**WORK TO DO:** Where a line below holds the string "name", copy that line.

**DATASET:**
- - -

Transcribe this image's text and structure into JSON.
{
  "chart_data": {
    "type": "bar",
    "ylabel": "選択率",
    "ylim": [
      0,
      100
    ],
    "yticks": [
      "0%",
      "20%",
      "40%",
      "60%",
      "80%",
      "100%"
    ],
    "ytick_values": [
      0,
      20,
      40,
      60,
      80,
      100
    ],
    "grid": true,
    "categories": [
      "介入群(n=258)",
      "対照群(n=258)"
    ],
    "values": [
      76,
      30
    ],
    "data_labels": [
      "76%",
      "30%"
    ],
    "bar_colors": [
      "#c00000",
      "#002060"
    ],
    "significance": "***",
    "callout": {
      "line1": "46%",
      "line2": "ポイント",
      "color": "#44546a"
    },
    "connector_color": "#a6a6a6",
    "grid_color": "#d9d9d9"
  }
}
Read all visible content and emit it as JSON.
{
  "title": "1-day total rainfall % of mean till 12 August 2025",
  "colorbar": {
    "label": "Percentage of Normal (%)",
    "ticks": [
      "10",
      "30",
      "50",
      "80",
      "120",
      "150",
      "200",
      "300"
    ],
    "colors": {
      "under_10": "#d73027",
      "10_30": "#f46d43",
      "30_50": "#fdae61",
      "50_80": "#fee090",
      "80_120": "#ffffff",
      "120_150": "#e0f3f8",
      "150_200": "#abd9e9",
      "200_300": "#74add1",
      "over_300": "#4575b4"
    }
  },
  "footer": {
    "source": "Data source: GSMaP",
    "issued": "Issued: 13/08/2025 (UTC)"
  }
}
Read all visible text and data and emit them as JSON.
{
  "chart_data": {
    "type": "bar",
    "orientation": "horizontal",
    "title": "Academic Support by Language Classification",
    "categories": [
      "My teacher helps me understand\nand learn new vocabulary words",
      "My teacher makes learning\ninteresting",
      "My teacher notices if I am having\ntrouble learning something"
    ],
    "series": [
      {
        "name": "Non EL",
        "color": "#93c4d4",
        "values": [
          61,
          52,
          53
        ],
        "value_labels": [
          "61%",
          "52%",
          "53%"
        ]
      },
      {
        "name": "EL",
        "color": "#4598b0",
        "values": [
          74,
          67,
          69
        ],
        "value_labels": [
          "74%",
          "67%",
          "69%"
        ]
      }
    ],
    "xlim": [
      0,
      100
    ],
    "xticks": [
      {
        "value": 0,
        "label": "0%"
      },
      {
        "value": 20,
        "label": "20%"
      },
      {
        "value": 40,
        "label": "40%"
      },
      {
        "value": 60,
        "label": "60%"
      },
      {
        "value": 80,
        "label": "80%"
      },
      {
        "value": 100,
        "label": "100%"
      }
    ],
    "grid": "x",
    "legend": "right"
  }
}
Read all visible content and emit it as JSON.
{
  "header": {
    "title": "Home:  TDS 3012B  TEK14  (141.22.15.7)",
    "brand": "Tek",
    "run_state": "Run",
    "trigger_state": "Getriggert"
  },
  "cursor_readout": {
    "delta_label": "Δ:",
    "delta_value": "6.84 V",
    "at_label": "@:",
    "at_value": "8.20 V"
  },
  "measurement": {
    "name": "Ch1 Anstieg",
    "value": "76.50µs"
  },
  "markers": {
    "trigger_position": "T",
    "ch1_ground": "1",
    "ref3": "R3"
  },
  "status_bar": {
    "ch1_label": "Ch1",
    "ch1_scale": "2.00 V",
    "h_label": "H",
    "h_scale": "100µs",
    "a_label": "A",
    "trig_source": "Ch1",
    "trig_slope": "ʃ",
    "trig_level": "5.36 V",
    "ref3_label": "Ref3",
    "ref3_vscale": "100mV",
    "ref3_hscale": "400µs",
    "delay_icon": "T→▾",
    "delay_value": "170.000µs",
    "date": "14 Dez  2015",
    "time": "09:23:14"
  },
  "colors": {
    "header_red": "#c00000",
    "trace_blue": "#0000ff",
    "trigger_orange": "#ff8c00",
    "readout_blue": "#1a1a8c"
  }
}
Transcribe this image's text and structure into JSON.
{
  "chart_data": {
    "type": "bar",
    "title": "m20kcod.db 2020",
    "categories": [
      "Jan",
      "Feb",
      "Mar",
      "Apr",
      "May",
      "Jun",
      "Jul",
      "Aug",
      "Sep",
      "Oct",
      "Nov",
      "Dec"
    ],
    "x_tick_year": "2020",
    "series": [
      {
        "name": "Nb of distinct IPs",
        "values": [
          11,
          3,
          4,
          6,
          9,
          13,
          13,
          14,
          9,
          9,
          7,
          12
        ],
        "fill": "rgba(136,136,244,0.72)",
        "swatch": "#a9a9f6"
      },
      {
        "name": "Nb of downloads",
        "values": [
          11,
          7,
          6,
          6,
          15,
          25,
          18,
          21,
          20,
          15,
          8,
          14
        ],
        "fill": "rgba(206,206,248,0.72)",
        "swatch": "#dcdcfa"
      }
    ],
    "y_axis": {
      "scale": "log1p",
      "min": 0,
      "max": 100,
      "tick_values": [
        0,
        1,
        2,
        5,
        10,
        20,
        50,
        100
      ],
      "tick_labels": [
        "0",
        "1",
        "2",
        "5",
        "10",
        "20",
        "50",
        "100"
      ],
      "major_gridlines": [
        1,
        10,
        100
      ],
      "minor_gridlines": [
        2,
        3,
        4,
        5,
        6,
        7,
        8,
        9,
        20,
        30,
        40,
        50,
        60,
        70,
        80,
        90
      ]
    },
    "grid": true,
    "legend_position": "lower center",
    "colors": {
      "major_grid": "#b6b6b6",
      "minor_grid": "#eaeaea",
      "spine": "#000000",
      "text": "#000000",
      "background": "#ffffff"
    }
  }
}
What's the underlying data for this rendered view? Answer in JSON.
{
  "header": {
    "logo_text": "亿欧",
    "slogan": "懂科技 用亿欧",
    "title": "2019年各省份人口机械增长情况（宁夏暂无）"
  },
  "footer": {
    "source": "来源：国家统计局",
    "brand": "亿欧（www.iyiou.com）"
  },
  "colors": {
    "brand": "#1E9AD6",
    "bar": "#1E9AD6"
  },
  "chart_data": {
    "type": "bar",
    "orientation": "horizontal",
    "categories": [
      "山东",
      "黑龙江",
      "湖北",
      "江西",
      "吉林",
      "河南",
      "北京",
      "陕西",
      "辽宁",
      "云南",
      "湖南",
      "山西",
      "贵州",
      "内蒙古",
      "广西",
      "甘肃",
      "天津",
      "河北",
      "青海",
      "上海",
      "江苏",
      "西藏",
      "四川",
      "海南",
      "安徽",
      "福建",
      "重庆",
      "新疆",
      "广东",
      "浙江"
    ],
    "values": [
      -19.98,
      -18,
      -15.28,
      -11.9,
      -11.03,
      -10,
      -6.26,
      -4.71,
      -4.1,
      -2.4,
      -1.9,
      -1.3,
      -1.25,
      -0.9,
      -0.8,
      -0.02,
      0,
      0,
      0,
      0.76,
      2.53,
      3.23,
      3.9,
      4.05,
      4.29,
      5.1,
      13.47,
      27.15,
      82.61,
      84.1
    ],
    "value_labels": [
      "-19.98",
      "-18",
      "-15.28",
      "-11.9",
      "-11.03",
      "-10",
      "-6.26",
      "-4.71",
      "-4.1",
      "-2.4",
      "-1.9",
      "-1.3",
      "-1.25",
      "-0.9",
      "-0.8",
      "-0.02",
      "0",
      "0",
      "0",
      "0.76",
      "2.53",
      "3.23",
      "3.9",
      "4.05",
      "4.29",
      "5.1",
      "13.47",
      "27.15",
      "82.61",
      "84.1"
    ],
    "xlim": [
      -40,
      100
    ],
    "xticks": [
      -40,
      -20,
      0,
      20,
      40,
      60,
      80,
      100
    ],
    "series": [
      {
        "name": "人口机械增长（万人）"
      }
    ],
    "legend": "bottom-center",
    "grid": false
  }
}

- - -

**ANSWER:**
        "name": "Non EL",
        "name": "EL",
    "name": "Ch1 Anstieg",
        "name": "Nb of distinct IPs",
        "name": "Nb of downloads",
        "name": "人口机械增长（万人）"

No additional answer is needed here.